*Task to carry out*: Reproduce every entry exactly.
______
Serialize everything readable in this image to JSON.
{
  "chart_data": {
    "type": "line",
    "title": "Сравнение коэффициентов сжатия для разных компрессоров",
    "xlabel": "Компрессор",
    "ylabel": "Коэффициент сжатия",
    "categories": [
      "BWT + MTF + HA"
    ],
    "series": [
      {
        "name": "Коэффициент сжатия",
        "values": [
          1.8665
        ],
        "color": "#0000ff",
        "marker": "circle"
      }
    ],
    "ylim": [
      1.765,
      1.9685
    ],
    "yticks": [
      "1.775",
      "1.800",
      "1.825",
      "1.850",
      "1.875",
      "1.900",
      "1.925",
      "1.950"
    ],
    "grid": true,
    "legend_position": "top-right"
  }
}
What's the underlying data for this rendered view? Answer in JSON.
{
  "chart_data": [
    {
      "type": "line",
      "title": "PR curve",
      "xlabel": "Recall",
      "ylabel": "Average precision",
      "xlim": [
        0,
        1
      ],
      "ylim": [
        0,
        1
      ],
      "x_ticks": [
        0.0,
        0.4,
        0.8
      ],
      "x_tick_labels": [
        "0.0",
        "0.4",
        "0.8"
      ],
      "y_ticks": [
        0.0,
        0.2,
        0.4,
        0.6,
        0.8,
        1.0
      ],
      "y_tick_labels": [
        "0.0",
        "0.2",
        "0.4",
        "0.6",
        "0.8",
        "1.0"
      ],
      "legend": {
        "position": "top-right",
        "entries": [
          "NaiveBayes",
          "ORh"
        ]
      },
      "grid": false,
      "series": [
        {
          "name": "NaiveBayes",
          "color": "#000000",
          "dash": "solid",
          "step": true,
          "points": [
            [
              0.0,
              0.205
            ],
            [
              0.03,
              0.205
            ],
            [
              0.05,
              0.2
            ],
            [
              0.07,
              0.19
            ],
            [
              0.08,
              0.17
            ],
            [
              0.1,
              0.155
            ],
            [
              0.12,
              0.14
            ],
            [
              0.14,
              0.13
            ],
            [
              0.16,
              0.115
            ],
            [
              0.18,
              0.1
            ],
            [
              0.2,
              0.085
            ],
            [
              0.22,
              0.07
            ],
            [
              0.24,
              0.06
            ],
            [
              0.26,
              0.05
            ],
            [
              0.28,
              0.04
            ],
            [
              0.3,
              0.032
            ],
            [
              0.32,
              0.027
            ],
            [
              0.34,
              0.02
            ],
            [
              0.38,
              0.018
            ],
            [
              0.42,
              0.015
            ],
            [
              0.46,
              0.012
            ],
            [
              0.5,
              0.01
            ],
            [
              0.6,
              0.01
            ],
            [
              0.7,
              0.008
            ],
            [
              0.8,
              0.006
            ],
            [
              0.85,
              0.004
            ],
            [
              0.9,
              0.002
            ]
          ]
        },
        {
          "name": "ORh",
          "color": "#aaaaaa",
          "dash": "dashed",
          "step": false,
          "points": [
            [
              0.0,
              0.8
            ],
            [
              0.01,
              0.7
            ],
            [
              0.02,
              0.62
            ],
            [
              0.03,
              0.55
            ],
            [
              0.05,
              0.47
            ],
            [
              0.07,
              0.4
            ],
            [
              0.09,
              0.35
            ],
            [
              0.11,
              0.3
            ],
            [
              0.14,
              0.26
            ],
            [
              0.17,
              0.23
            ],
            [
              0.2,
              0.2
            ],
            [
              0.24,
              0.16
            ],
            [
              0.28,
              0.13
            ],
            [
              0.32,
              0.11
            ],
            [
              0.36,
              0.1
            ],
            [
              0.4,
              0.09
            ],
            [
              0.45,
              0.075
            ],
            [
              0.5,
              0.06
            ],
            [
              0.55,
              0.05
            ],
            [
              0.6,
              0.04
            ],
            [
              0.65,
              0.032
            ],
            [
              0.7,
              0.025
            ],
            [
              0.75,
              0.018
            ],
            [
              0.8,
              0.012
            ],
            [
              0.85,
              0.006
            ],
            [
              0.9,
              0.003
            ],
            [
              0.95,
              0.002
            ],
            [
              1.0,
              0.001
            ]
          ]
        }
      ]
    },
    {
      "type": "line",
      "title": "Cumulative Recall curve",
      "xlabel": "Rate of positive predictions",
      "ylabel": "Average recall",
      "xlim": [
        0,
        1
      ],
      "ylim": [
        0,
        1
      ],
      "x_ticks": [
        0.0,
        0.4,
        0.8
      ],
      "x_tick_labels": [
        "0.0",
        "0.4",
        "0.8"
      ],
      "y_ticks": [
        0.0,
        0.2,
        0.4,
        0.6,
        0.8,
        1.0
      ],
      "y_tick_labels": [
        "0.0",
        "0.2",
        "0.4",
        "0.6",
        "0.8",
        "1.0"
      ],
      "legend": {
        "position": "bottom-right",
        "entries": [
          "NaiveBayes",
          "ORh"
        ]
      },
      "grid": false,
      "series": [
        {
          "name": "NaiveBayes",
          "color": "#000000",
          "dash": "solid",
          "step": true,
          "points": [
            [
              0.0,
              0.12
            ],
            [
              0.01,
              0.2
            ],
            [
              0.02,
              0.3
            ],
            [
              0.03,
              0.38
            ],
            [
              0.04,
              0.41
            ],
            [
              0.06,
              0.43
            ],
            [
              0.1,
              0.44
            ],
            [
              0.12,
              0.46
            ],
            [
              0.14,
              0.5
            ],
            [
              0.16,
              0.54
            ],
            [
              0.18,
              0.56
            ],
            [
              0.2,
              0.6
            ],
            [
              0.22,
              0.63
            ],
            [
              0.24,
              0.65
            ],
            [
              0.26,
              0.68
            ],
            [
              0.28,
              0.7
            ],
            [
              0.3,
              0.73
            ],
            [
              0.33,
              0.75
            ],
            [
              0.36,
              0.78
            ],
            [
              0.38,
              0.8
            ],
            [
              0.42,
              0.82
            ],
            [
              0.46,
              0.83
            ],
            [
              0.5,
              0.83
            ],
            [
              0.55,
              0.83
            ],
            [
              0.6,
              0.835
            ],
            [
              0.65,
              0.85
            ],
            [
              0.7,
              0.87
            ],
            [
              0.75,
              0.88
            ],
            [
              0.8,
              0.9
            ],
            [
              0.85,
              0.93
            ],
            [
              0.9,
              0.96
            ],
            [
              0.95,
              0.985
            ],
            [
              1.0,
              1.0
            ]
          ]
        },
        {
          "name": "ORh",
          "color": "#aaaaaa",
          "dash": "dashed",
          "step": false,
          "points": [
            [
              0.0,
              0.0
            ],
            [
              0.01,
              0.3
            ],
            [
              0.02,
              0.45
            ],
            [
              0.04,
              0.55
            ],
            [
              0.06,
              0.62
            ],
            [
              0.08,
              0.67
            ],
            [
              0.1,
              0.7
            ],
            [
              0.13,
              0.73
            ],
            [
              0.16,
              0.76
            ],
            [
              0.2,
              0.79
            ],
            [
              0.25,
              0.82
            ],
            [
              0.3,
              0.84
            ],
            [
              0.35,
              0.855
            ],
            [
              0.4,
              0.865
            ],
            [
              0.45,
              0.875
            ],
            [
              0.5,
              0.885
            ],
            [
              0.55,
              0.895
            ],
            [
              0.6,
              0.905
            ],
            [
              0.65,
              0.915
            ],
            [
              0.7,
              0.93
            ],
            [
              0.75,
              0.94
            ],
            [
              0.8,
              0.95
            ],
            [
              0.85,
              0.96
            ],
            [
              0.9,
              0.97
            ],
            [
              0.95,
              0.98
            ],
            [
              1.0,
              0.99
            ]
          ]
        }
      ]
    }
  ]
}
______
*Answer to the problem*:
Serialize everything readable in this image to JSON.
{
  "chart_data": {
    "type": "line",
    "title": "Сравнение коэффициентов сжатия для разных компрессоров",
    "xlabel": "Компрессор",
    "ylabel": "Коэффициент сжатия",
    "categories": [
      "BWT + MTF + HA"
    ],
    "series": [
      {
        "name": "Коэффициент сжатия",
        "values": [
          1.8665
        ],
        "color": "#0000ff",
        "marker": "circle"
      }
    ],
    "ylim": [
      1.765,
      1.9685
    ],
    "yticks": [
      "1.775",
      "1.800",
      "1.825",
      "1.850",
      "1.875",
      "1.900",
      "1.925",
      "1.950"
    ],
    "grid": true,
    "legend_position": "top-right"
  }
}
What's the underlying data for this rendered view? Answer in JSON.
{
  "chart_data": [
    {
      "type": "line",
      "title": "PR curve",
      "xlabel": "Recall",
      "ylabel": "Average precision",
      "xlim": [
        0,
        1
      ],
      "ylim": [
        0,
        1
      ],
      "x_ticks": [
        0.0,
        0.4,
        0.8
      ],
      "x_tick_labels": [
        "0.0",
        "0.4",
        "0.8"
      ],
      "y_ticks": [
        0.0,
        0.2,
        0.4,
        0.6,
        0.8,
        1.0
      ],
      "y_tick_labels": [
        "0.0",
        "0.2",
        "0.4",
        "0.6",
        "0.8",
        "1.0"
      ],
      "legend": {
        "position": "top-right",
        "entries": [
          "NaiveBayes",
          "ORh"
        ]
      },
      "grid": false,
      "series": [
        {
          "name": "NaiveBayes",
          "color": "#000000",
          "dash": "solid",
          "step": true,
          "points": [
            [
              0.0,
              0.205
            ],
            [
              0.03,
              0.205
            ],
            [
              0.05,
              0.2
            ],
            [
              0.07,
              0.19
            ],
            [
              0.08,
              0.17
            ],
            [
              0.1,
              0.155
            ],
            [
              0.12,
              0.14
            ],
            [
              0.14,
              0.13
            ],
            [
              0.16,
              0.115
            ],
            [
              0.18,
              0.1
            ],
            [
              0.2,
              0.085
            ],
            [
              0.22,
              0.07
            ],
            [
              0.24,
              0.06
            ],
            [
              0.26,
              0.05
            ],
            [
              0.28,
              0.04
            ],
            [
              0.3,
              0.032
            ],
            [
              0.32,
              0.027
            ],
            [
              0.34,
              0.02
            ],
            [
              0.38,
              0.018
            ],
            [
              0.42,
              0.015
            ],
            [
              0.46,
              0.012
            ],
            [
              0.5,
              0.01
            ],
            [
              0.6,
              0.01
            ],
            [
              0.7,
              0.008
            ],
            [
              0.8,
              0.006
            ],
            [
              0.85,
              0.004
            ],
            [
              0.9,
              0.002
            ]
          ]
        },
        {
          "name": "ORh",
          "color": "#aaaaaa",
          "dash": "dashed",
          "step": false,
          "points": [
            [
              0.0,
              0.8
            ],
            [
              0.01,
              0.7
            ],
            [
              0.02,
              0.62
            ],
            [
              0.03,
              0.55
            ],
            [
              0.05,
              0.47
            ],
            [
              0.07,
              0.4
            ],
            [
              0.09,
              0.35
            ],
            [
              0.11,
              0.3
            ],
            [
              0.14,
              0.26
            ],
            [
              0.17,
              0.23
            ],
            [
              0.2,
              0.2
            ],
            [
              0.24,
              0.16
            ],
            [
              0.28,
              0.13
            ],
            [
              0.32,
              0.11
            ],
            [
              0.36,
              0.1
            ],
            [
              0.4,
              0.09
            ],
            [
              0.45,
              0.075
            ],
            [
              0.5,
              0.06
            ],
            [
              0.55,
              0.05
            ],
            [
              0.6,
              0.04
            ],
            [
              0.65,
              0.032
            ],
            [
              0.7,
              0.025
            ],
            [
              0.75,
              0.018
            ],
            [
              0.8,
              0.012
            ],
            [
              0.85,
              0.006
            ],
            [
              0.9,
              0.003
            ],
            [
              0.95,
              0.002
            ],
            [
              1.0,
              0.001
            ]
          ]
        }
      ]
    },
    {
      "type": "line",
      "title": "Cumulative Recall curve",
      "xlabel": "Rate of positive predictions",
      "ylabel": "Average recall",
      "xlim": [
        0,
        1
      ],
      "ylim": [
        0,
        1
      ],
      "x_ticks": [
        0.0,
        0.4,
        0.8
      ],
      "x_tick_labels": [
        "0.0",
        "0.4",
        "0.8"
      ],
      "y_ticks": [
        0.0,
        0.2,
        0.4,
        0.6,
        0.8,
        1.0
      ],
      "y_tick_labels": [
        "0.0",
        "0.2",
        "0.4",
        "0.6",
        "0.8",
        "1.0"
      ],
      "legend": {
        "position": "bottom-right",
        "entries": [
          "NaiveBayes",
          "ORh"
        ]
      },
      "grid": false,
      "series": [
        {
          "name": "NaiveBayes",
          "color": "#000000",
          "dash": "solid",
          "step": true,
          "points": [
            [
              0.0,
              0.12
            ],
            [
              0.01,
              0.2
            ],
            [
              0.02,
              0.3
            ],
            [
              0.03,
              0.38
            ],
            [
              0.04,
              0.41
            ],
            [
              0.06,
              0.43
            ],
            [
              0.1,
              0.44
            ],
            [
              0.12,
              0.46
            ],
            [
              0.14,
              0.5
            ],
            [
              0.16,
              0.54
            ],
            [
              0.18,
              0.56
            ],
            [
              0.2,
              0.6
            ],
            [
              0.22,
              0.63
            ],
            [
              0.24,
              0.65
            ],
            [
              0.26,
              0.68
            ],
            [
              0.28,
              0.7
            ],
            [
              0.3,
              0.73
            ],
            [
              0.33,
              0.75
            ],
            [
              0.36,
              0.78
            ],
            [
              0.38,
              0.8
            ],
            [
              0.42,
              0.82
            ],
            [
              0.46,
              0.83
            ],
            [
              0.5,
              0.83
            ],
            [
              0.55,
              0.83
            ],
            [
              0.6,
              0.835
            ],
            [
              0.65,
              0.85
            ],
            [
              0.7,
              0.87
            ],
            [
              0.75,
              0.88
            ],
            [
              0.8,
              0.9
            ],
            [
              0.85,
              0.93
            ],
            [
              0.9,
              0.96
            ],
            [
              0.95,
              0.985
            ],
            [
              1.0,
              1.0
            ]
          ]
        },
        {
          "name": "ORh",
          "color": "#aaaaaa",
          "dash": "dashed",
          "step": false,
          "points": [
            [
              0.0,
              0.0
            ],
            [
              0.01,
              0.3
            ],
            [
              0.02,
              0.45
            ],
            [
              0.04,
              0.55
            ],
            [
              0.06,
              0.62
            ],
            [
              0.08,
              0.67
            ],
            [
              0.1,
              0.7
            ],
            [
              0.13,
              0.73
            ],
            [
              0.16,
              0.76
            ],
            [
              0.2,
              0.79
            ],
            [
              0.25,
              0.82
            ],
            [
              0.3,
              0.84
            ],
            [
              0.35,
              0.855
            ],
            [
              0.4,
              0.865
            ],
            [
              0.45,
              0.875
            ],
            [
              0.5,
              0.885
            ],
            [
              0.55,
              0.895
            ],
            [
              0.6,
              0.905
            ],
            [
              0.65,
              0.915
            ],
            [
              0.7,
              0.93
            ],
            [
              0.75,
              0.94
            ],
            [
              0.8,
              0.95
            ],
            [
              0.85,
              0.96
            ],
            [
              0.9,
              0.97
            ],
            [
              0.95,
              0.98
            ],
            [
              1.0,
              0.99
            ]
          ]
        }
      ]
    }
  ]
}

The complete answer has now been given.